[EXTRACTED MATERIAL]
++++
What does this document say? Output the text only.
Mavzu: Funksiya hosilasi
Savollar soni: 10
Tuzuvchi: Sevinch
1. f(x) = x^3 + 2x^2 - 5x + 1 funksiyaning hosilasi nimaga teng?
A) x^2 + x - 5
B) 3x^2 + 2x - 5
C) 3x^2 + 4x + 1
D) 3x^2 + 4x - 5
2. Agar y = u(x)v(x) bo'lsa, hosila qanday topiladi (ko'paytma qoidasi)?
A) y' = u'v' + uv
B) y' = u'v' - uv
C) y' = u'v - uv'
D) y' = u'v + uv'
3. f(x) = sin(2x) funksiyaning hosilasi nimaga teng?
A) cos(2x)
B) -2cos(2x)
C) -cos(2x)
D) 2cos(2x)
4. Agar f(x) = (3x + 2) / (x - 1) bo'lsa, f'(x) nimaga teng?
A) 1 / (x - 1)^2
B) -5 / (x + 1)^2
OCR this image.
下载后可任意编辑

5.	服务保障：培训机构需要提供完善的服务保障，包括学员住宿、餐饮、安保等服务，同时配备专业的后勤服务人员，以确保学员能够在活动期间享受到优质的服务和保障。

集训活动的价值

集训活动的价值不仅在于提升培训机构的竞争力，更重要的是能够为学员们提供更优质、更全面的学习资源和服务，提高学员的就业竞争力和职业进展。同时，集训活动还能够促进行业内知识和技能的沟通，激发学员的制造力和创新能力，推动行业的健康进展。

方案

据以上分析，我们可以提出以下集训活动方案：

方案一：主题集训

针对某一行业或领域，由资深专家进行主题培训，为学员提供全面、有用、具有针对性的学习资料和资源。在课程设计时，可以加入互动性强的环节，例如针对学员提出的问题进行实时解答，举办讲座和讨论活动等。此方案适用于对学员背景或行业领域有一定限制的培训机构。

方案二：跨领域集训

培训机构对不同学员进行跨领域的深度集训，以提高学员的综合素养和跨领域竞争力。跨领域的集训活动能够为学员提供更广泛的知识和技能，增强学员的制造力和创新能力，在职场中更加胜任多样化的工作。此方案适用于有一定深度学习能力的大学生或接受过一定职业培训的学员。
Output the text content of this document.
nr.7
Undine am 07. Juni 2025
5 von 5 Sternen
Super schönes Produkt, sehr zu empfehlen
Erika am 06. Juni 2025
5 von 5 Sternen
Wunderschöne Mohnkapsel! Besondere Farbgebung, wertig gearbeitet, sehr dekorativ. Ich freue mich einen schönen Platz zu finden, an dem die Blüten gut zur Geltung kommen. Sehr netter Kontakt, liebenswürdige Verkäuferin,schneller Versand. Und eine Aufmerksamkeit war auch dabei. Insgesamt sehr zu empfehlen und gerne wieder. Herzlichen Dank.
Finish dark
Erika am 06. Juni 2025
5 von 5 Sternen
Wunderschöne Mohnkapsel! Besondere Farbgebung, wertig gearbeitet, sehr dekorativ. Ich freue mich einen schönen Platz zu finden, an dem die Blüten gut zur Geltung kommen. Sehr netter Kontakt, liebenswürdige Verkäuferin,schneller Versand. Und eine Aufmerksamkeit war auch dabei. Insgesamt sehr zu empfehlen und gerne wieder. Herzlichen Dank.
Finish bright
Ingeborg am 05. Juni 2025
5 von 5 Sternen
++++
Write out the full listing, keeping every line exactly as it is.

What does this document say? Output the text only.
Mavzu: Funksiya hosilasi
Savollar soni: 10
Tuzuvchi: Sevinch
1. f(x) = x^3 + 2x^2 - 5x + 1 funksiyaning hosilasi nimaga teng?
A) x^2 + x - 5
B) 3x^2 + 2x - 5
C) 3x^2 + 4x + 1
D) 3x^2 + 4x - 5
2. Agar y = u(x)v(x) bo'lsa, hosila qanday topiladi (ko'paytma qoidasi)?
A) y' = u'v' + uv
B) y' = u'v' - uv
C) y' = u'v - uv'
D) y' = u'v + uv'
3. f(x) = sin(2x) funksiyaning hosilasi nimaga teng?
A) cos(2x)
B) -2cos(2x)
C) -cos(2x)
D) 2cos(2x)
4. Agar f(x) = (3x + 2) / (x - 1) bo'lsa, f'(x) nimaga teng?
A) 1 / (x - 1)^2
B) -5 / (x + 1)^2
OCR this image.
下载后可任意编辑

5.	服务保障：培训机构需要提供完善的服务保障，包括学员住宿、餐饮、安保等服务，同时配备专业的后勤服务人员，以确保学员能够在活动期间享受到优质的服务和保障。

集训活动的价值

集训活动的价值不仅在于提升培训机构的竞争力，更重要的是能够为学员们提供更优质、更全面的学习资源和服务，提高学员的就业竞争力和职业进展。同时，集训活动还能够促进行业内知识和技能的沟通，激发学员的制造力和创新能力，推动行业的健康进展。

方案

据以上分析，我们可以提出以下集训活动方案：

方案一：主题集训

针对某一行业或领域，由资深专家进行主题培训，为学员提供全面、有用、具有针对性的学习资料和资源。在课程设计时，可以加入互动性强的环节，例如针对学员提出的问题进行实时解答，举办讲座和讨论活动等。此方案适用于对学员背景或行业领域有一定限制的培训机构。

方案二：跨领域集训

培训机构对不同学员进行跨领域的深度集训，以提高学员的综合素养和跨领域竞争力。跨领域的集训活动能够为学员提供更广泛的知识和技能，增强学员的制造力和创新能力，在职场中更加胜任多样化的工作。此方案适用于有一定深度学习能力的大学生或接受过一定职业培训的学员。
Output the text content of this document.
nr.7
Undine am 07. Juni 2025
5 von 5 Sternen
Super schönes Produkt, sehr zu empfehlen
Erika am 06. Juni 2025
5 von 5 Sternen
Wunderschöne Mohnkapsel! Besondere Farbgebung, wertig gearbeitet, sehr dekorativ. Ich freue mich einen schönen Platz zu finden, an dem die Blüten gut zur Geltung kommen. Sehr netter Kontakt, liebenswürdige Verkäuferin,schneller Versand. Und eine Aufmerksamkeit war auch dabei. Insgesamt sehr zu empfehlen und gerne wieder. Herzlichen Dank.
Finish dark
Erika am 06. Juni 2025
5 von 5 Sternen
Wunderschöne Mohnkapsel! Besondere Farbgebung, wertig gearbeitet, sehr dekorativ. Ich freue mich einen schönen Platz zu finden, an dem die Blüten gut zur Geltung kommen. Sehr netter Kontakt, liebenswürdige Verkäuferin,schneller Versand. Und eine Aufmerksamkeit war auch dabei. Insgesamt sehr zu empfehlen und gerne wieder. Herzlichen Dank.
Finish bright
Ingeborg am 05. Juni 2025
5 von 5 Sternen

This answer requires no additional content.